● RECORD EXCERPTS:
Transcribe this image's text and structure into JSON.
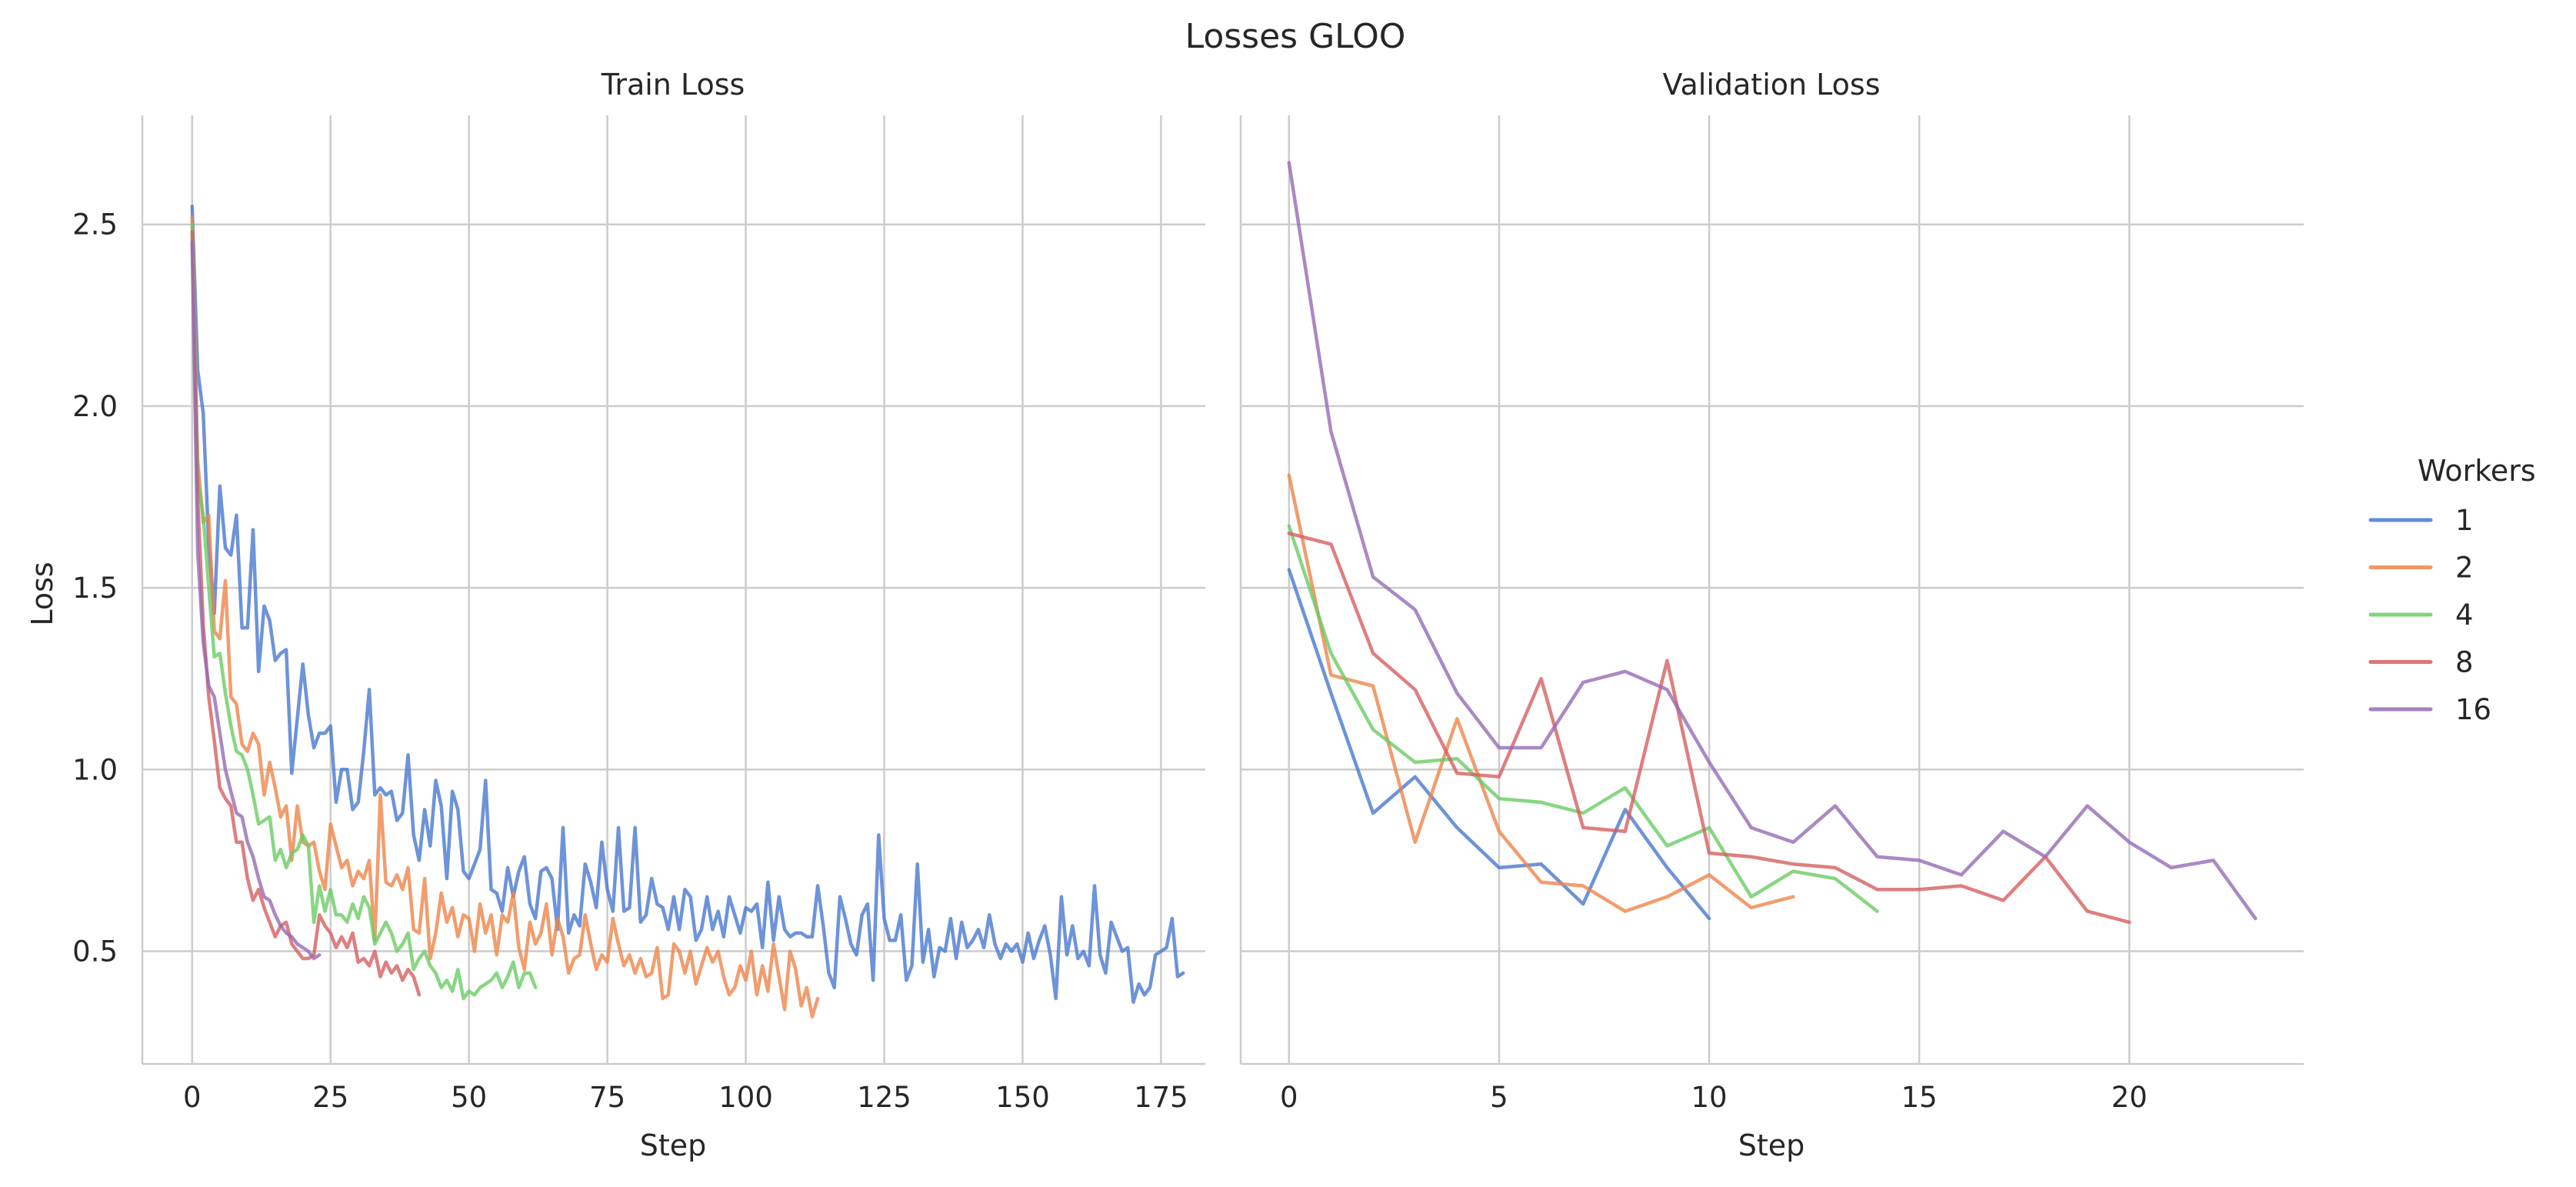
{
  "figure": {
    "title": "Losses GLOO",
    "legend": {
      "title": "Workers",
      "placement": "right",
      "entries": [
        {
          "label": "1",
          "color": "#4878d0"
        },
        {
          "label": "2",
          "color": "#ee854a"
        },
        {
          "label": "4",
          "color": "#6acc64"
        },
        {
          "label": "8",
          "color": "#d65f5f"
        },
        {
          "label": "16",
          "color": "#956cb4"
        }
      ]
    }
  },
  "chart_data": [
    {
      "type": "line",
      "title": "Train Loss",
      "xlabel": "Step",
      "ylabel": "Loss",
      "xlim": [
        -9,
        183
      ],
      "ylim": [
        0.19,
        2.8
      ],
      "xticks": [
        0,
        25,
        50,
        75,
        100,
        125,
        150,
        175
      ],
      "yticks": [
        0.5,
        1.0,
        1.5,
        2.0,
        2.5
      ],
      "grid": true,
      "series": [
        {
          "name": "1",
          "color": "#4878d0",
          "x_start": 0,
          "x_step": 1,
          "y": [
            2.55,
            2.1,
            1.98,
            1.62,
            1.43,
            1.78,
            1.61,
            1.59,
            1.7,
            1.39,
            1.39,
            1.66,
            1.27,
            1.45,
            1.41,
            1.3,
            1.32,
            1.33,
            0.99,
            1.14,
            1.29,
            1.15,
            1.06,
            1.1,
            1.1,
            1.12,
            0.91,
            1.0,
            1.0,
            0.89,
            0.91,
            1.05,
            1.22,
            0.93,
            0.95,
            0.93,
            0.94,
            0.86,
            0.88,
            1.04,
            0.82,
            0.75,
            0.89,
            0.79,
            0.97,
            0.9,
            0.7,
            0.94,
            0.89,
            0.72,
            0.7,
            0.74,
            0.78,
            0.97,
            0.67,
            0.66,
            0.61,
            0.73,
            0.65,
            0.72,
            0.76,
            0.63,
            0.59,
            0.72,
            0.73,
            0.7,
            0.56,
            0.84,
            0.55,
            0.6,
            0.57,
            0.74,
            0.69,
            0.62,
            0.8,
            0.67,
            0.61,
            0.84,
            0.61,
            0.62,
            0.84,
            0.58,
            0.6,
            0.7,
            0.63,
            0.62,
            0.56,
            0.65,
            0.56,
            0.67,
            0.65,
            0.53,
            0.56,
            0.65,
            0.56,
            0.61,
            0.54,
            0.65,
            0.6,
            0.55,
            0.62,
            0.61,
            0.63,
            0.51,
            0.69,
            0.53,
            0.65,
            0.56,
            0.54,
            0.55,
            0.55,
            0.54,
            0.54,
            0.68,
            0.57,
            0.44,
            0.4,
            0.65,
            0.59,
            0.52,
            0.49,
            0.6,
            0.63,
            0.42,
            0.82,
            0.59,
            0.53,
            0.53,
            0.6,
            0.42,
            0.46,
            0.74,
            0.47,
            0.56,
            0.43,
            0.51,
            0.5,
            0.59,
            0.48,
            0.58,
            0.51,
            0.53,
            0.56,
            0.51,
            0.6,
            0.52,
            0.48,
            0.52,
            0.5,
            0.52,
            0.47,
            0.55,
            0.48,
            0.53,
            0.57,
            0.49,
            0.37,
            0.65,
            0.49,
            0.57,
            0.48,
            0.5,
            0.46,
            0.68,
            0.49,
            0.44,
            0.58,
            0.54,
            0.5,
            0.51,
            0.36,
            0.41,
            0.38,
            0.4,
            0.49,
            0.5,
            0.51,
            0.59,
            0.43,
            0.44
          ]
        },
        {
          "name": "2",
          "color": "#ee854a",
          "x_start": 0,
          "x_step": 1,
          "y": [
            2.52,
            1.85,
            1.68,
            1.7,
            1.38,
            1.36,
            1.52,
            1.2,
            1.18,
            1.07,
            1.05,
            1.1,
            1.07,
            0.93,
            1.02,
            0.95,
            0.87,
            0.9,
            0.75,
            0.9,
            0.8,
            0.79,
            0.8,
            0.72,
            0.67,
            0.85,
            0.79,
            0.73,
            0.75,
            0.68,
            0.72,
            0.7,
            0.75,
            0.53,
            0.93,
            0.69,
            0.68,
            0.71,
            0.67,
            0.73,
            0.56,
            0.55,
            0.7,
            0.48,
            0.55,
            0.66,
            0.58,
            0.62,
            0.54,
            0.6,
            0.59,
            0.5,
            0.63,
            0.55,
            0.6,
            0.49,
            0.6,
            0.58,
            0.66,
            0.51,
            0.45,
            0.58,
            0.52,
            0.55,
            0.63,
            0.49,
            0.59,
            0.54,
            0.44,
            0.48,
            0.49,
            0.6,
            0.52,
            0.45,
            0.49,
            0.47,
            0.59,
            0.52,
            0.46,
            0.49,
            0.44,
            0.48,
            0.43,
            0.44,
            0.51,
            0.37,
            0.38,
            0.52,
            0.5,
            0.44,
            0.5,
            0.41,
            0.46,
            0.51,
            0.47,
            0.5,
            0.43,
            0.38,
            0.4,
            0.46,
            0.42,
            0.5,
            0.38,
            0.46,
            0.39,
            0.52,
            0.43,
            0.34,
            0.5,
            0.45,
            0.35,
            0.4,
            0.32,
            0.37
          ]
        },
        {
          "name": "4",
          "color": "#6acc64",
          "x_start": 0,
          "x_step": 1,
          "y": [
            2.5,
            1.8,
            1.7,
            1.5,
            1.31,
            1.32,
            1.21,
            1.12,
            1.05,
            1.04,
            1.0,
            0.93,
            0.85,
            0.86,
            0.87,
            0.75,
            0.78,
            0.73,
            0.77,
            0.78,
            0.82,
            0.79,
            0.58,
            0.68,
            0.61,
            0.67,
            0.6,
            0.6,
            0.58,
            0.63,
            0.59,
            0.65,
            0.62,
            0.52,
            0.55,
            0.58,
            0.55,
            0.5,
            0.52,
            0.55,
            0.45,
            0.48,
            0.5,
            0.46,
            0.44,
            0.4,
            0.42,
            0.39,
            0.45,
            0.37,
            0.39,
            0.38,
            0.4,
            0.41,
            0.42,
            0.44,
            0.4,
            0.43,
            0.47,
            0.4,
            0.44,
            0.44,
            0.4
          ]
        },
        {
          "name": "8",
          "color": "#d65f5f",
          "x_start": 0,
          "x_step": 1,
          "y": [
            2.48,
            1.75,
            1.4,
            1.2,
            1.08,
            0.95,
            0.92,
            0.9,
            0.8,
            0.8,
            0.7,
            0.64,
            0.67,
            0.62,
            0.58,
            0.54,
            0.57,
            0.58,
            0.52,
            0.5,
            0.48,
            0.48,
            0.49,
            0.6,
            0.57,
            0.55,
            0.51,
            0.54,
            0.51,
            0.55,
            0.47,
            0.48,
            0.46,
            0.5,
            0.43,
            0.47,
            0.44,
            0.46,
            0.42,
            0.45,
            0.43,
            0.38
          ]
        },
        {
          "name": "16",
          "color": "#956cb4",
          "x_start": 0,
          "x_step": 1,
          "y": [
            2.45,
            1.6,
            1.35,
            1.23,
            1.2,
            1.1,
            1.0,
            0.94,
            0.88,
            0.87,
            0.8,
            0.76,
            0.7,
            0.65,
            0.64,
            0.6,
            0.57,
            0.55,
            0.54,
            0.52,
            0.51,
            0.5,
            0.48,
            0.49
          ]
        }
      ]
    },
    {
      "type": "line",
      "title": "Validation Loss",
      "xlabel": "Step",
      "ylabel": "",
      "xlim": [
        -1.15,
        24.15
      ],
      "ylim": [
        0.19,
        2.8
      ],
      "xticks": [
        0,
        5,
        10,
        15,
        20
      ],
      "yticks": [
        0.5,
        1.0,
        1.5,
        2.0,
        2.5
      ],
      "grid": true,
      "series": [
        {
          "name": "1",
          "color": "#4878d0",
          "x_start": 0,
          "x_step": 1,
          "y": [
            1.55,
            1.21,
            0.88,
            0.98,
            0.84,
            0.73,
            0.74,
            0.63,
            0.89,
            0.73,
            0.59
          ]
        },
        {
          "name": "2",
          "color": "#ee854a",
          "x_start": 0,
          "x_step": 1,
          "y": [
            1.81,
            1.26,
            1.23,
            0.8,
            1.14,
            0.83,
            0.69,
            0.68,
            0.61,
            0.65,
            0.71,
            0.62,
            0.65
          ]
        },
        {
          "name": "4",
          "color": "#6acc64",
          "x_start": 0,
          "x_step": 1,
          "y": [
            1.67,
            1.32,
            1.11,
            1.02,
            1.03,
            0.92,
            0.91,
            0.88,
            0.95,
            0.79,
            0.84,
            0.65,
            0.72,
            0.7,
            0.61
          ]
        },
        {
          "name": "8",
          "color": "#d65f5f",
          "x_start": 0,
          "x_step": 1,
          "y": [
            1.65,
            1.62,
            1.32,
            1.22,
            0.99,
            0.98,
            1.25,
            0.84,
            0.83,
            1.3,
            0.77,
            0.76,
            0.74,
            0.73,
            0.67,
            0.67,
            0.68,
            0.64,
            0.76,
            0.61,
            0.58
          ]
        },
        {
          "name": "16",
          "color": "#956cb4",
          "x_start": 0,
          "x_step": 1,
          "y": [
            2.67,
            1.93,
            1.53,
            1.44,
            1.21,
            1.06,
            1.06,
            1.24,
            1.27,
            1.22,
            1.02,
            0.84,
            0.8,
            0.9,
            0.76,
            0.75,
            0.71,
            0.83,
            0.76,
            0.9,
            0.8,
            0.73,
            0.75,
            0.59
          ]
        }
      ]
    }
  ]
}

==

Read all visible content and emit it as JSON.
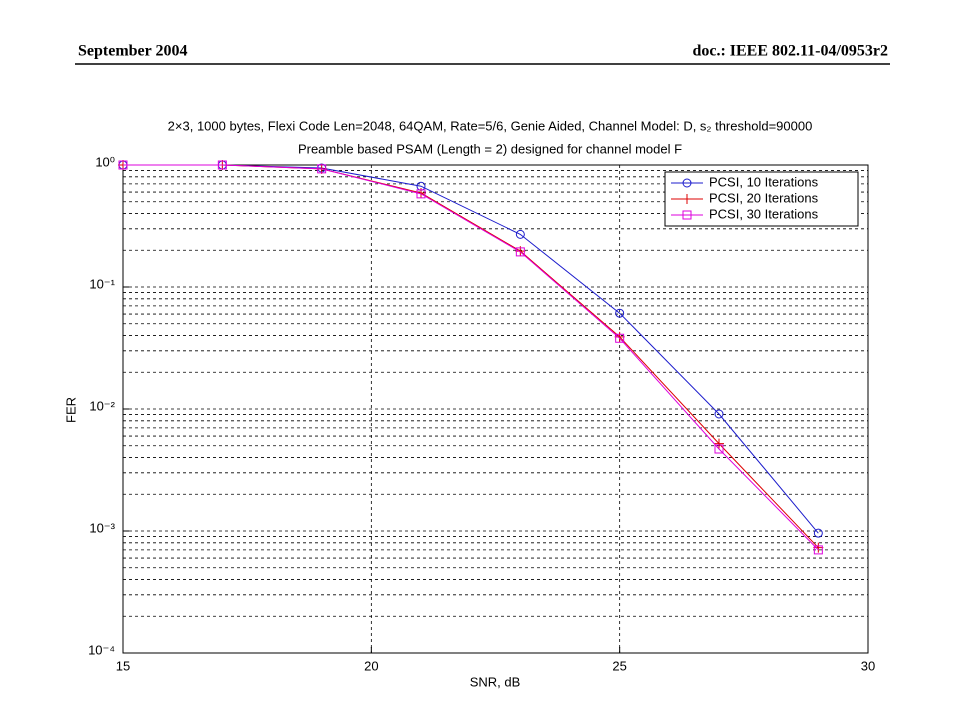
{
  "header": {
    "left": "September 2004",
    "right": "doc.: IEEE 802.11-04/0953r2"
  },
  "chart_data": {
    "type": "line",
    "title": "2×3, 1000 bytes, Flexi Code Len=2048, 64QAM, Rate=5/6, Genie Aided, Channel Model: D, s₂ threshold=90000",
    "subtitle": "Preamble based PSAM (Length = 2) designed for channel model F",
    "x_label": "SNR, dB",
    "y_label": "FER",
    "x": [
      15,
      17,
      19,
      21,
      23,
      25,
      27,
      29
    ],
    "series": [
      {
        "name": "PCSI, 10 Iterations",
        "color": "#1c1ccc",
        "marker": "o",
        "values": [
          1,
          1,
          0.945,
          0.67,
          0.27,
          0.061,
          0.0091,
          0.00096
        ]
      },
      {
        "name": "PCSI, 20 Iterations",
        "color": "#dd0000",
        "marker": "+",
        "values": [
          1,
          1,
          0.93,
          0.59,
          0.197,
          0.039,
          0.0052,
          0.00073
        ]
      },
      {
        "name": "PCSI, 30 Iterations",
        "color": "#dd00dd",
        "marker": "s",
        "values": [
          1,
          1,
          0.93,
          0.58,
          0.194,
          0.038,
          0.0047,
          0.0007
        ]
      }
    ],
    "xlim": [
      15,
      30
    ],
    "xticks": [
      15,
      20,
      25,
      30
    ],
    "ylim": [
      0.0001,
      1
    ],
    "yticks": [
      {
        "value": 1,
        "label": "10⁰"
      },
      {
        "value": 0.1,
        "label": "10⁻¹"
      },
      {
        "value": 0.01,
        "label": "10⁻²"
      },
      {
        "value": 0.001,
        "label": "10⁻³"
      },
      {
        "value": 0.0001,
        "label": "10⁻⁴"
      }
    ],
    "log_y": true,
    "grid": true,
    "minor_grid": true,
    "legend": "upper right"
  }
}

---

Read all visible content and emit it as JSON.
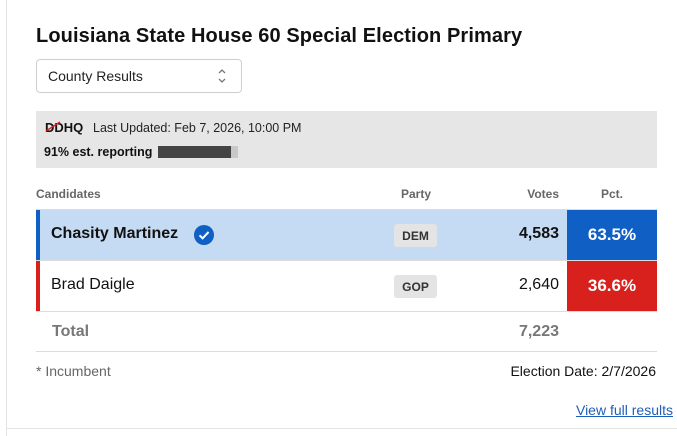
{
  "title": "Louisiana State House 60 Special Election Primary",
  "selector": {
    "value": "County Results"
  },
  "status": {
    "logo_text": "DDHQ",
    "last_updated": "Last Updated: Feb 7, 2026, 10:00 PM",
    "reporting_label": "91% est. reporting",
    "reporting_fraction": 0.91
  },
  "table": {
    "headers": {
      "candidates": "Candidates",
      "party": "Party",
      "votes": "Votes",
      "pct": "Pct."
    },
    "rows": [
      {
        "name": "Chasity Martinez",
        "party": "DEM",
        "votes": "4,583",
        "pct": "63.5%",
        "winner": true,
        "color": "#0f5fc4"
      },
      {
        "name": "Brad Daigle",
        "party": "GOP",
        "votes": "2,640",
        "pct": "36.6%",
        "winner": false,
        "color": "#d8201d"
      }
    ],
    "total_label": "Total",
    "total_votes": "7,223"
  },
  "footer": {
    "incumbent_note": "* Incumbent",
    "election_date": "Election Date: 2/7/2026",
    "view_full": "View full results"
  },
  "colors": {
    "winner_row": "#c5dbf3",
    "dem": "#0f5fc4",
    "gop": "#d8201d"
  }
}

● TASK DIRECTIONS: Return all lines with the word "right" in them.

● SOLUTION FOR THIS EXERCISE:
      "placement": "right",
    "right": "doc.: IEEE 802.11-04/0953r2"
    "legend": "upper right"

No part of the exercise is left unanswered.